EXERCISE MATERIALS:
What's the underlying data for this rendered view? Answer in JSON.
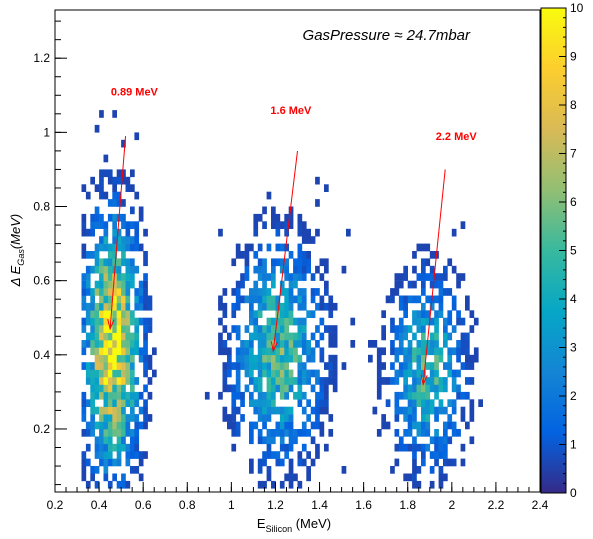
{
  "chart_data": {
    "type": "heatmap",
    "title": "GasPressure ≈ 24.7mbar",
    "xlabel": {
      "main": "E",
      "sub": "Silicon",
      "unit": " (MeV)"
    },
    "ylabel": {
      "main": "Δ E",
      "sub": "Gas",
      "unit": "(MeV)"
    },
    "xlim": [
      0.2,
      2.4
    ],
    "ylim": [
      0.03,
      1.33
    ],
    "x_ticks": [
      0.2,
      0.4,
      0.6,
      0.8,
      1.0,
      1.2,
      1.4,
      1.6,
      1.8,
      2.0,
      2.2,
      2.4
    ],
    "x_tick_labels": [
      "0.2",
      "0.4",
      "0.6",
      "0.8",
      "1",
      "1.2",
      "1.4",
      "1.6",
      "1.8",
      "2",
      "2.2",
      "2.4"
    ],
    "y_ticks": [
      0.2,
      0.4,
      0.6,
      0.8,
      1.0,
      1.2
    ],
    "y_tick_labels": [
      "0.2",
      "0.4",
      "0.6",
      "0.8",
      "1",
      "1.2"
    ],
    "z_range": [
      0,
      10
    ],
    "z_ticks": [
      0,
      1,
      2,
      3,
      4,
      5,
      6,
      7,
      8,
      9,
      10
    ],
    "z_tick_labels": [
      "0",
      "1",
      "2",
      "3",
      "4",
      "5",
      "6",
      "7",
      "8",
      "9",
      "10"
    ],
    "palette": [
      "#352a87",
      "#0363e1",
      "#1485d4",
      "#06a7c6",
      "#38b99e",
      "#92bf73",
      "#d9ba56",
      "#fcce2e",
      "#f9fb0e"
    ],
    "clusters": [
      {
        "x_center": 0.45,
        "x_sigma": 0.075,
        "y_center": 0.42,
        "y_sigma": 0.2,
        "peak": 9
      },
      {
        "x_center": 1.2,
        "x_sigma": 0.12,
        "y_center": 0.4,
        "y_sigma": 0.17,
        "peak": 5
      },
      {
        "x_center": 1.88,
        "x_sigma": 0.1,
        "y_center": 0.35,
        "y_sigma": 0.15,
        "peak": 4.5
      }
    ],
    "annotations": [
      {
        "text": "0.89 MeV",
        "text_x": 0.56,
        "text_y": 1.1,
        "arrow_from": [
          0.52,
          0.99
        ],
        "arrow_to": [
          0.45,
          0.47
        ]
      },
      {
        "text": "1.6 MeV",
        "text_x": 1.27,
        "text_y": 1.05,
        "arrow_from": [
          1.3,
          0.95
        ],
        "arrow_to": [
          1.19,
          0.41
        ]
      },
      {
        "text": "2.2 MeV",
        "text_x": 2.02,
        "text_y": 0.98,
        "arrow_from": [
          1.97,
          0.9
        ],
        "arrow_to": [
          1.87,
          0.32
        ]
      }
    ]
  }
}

WHAT YOU NEED TO DO: Transcribe all the records above word for word, without their images.

WRITTEN ANSWER:
What's the underlying data for this rendered view? Answer in JSON.
{
  "chart_data": {
    "type": "heatmap",
    "title": "GasPressure ≈ 24.7mbar",
    "xlabel": {
      "main": "E",
      "sub": "Silicon",
      "unit": " (MeV)"
    },
    "ylabel": {
      "main": "Δ E",
      "sub": "Gas",
      "unit": "(MeV)"
    },
    "xlim": [
      0.2,
      2.4
    ],
    "ylim": [
      0.03,
      1.33
    ],
    "x_ticks": [
      0.2,
      0.4,
      0.6,
      0.8,
      1.0,
      1.2,
      1.4,
      1.6,
      1.8,
      2.0,
      2.2,
      2.4
    ],
    "x_tick_labels": [
      "0.2",
      "0.4",
      "0.6",
      "0.8",
      "1",
      "1.2",
      "1.4",
      "1.6",
      "1.8",
      "2",
      "2.2",
      "2.4"
    ],
    "y_ticks": [
      0.2,
      0.4,
      0.6,
      0.8,
      1.0,
      1.2
    ],
    "y_tick_labels": [
      "0.2",
      "0.4",
      "0.6",
      "0.8",
      "1",
      "1.2"
    ],
    "z_range": [
      0,
      10
    ],
    "z_ticks": [
      0,
      1,
      2,
      3,
      4,
      5,
      6,
      7,
      8,
      9,
      10
    ],
    "z_tick_labels": [
      "0",
      "1",
      "2",
      "3",
      "4",
      "5",
      "6",
      "7",
      "8",
      "9",
      "10"
    ],
    "palette": [
      "#352a87",
      "#0363e1",
      "#1485d4",
      "#06a7c6",
      "#38b99e",
      "#92bf73",
      "#d9ba56",
      "#fcce2e",
      "#f9fb0e"
    ],
    "clusters": [
      {
        "x_center": 0.45,
        "x_sigma": 0.075,
        "y_center": 0.42,
        "y_sigma": 0.2,
        "peak": 9
      },
      {
        "x_center": 1.2,
        "x_sigma": 0.12,
        "y_center": 0.4,
        "y_sigma": 0.17,
        "peak": 5
      },
      {
        "x_center": 1.88,
        "x_sigma": 0.1,
        "y_center": 0.35,
        "y_sigma": 0.15,
        "peak": 4.5
      }
    ],
    "annotations": [
      {
        "text": "0.89 MeV",
        "text_x": 0.56,
        "text_y": 1.1,
        "arrow_from": [
          0.52,
          0.99
        ],
        "arrow_to": [
          0.45,
          0.47
        ]
      },
      {
        "text": "1.6 MeV",
        "text_x": 1.27,
        "text_y": 1.05,
        "arrow_from": [
          1.3,
          0.95
        ],
        "arrow_to": [
          1.19,
          0.41
        ]
      },
      {
        "text": "2.2 MeV",
        "text_x": 2.02,
        "text_y": 0.98,
        "arrow_from": [
          1.97,
          0.9
        ],
        "arrow_to": [
          1.87,
          0.32
        ]
      }
    ]
  }
}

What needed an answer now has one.